==== DATA SUPPLIED ====
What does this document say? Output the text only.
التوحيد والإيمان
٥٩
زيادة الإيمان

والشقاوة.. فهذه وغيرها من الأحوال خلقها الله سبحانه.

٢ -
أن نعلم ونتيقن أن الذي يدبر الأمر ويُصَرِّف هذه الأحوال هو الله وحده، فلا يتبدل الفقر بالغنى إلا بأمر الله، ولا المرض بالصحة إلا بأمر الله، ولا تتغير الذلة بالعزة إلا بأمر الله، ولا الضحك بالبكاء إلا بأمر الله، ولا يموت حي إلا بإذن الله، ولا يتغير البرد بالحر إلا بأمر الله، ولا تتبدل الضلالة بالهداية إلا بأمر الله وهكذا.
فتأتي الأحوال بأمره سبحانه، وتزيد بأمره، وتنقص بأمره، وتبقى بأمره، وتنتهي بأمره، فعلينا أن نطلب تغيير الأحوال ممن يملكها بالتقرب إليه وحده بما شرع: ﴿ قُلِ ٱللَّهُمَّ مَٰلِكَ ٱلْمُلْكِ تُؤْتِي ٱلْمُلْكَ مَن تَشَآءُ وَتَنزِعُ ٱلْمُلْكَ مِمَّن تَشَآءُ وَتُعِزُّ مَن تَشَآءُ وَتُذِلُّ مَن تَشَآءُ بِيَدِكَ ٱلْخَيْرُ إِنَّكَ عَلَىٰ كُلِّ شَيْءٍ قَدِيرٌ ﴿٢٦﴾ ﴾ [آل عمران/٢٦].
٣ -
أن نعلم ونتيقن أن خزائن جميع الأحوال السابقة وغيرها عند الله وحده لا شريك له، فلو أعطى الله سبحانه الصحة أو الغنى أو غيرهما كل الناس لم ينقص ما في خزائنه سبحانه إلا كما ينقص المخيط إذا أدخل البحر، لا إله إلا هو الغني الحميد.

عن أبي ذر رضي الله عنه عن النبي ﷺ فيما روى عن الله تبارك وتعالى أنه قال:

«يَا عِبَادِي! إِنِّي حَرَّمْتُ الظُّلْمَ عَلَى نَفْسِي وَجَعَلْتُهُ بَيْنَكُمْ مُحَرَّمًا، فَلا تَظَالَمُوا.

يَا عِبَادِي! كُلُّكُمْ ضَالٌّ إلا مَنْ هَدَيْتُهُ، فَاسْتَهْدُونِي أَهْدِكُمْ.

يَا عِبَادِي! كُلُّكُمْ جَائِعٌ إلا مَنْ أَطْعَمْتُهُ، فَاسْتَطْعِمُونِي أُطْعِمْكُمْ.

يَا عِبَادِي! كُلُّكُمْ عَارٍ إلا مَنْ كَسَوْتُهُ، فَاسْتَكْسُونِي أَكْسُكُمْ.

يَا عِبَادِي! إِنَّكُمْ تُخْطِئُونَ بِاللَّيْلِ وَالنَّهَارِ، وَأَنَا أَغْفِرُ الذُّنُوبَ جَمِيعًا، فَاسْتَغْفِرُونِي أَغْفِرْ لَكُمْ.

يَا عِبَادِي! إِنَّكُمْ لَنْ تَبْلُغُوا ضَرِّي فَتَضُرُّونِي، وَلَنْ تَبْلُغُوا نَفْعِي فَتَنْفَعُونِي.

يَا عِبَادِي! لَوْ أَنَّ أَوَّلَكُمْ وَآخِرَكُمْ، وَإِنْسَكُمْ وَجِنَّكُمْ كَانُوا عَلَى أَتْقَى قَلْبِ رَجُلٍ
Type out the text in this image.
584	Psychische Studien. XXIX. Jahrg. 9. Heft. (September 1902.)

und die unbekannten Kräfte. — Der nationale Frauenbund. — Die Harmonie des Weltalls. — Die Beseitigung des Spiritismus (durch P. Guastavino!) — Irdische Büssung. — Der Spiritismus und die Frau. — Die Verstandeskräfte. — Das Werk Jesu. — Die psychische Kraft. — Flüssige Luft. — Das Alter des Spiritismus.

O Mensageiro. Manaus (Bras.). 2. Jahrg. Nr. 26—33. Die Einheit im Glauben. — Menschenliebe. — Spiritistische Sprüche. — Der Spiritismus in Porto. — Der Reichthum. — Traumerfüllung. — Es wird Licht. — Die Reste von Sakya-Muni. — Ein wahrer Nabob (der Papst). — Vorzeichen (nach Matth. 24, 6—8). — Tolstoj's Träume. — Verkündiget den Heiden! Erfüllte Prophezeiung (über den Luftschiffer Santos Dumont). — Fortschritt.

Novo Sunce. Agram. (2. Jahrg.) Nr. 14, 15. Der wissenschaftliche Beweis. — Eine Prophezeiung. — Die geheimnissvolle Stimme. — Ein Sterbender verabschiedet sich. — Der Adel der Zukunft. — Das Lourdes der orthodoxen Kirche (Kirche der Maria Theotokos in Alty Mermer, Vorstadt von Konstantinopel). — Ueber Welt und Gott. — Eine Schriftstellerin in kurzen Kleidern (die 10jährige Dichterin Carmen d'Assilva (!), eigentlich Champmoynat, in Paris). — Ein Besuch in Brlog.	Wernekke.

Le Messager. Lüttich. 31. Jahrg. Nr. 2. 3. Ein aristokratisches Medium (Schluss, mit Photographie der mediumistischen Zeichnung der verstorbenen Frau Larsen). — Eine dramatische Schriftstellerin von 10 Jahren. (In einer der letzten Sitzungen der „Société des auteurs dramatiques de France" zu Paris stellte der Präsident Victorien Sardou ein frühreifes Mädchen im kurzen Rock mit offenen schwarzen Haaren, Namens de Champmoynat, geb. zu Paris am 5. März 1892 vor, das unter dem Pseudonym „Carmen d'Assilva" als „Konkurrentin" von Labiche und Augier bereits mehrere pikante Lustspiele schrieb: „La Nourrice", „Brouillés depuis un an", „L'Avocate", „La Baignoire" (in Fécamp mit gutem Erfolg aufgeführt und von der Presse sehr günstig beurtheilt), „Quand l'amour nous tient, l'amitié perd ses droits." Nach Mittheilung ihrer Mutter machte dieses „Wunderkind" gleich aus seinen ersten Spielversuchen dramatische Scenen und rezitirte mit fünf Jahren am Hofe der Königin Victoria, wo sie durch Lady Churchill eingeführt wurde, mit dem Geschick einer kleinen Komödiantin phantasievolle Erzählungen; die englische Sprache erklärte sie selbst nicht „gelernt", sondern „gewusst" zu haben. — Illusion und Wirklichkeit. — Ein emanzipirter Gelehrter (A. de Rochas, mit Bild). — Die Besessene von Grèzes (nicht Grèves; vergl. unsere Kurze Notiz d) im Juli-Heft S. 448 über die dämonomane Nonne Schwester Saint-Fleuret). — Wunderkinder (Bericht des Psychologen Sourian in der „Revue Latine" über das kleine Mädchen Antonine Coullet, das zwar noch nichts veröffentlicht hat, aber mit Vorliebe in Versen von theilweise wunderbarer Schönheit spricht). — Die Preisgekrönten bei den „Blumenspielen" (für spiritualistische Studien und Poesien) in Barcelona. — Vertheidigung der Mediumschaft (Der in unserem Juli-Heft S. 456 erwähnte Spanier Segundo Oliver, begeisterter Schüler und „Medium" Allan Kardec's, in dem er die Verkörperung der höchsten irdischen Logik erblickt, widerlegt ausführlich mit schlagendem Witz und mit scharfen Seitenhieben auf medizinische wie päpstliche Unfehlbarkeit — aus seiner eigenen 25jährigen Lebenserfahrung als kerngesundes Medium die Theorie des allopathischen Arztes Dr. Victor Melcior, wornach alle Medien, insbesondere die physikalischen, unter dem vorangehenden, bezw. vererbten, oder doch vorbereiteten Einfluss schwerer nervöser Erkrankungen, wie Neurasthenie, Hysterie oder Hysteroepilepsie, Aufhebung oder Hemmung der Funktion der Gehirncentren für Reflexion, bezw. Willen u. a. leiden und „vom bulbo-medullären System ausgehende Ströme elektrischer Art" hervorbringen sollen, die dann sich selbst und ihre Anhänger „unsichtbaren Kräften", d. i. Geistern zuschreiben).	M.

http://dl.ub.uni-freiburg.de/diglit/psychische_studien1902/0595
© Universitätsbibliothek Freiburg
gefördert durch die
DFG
====
* REQUEST
Note each line of the entries that has "text" in it, and copy those lines.

* EXPECTED ANSWER
What does this document say? Output the text only.
Type out the text in this image.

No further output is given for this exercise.